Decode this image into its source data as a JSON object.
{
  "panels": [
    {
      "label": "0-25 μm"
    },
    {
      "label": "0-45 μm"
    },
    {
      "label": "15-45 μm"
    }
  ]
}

□ □ □ □

WHAT TO PRODUCE →
Every line of the records above needs to be given again exactly.

SOLVED EXERCISE →
Decode this image into its source data as a JSON object.
{
  "panels": [
    {
      "label": "0-25 μm"
    },
    {
      "label": "0-45 μm"
    },
    {
      "label": "15-45 μm"
    }
  ]
}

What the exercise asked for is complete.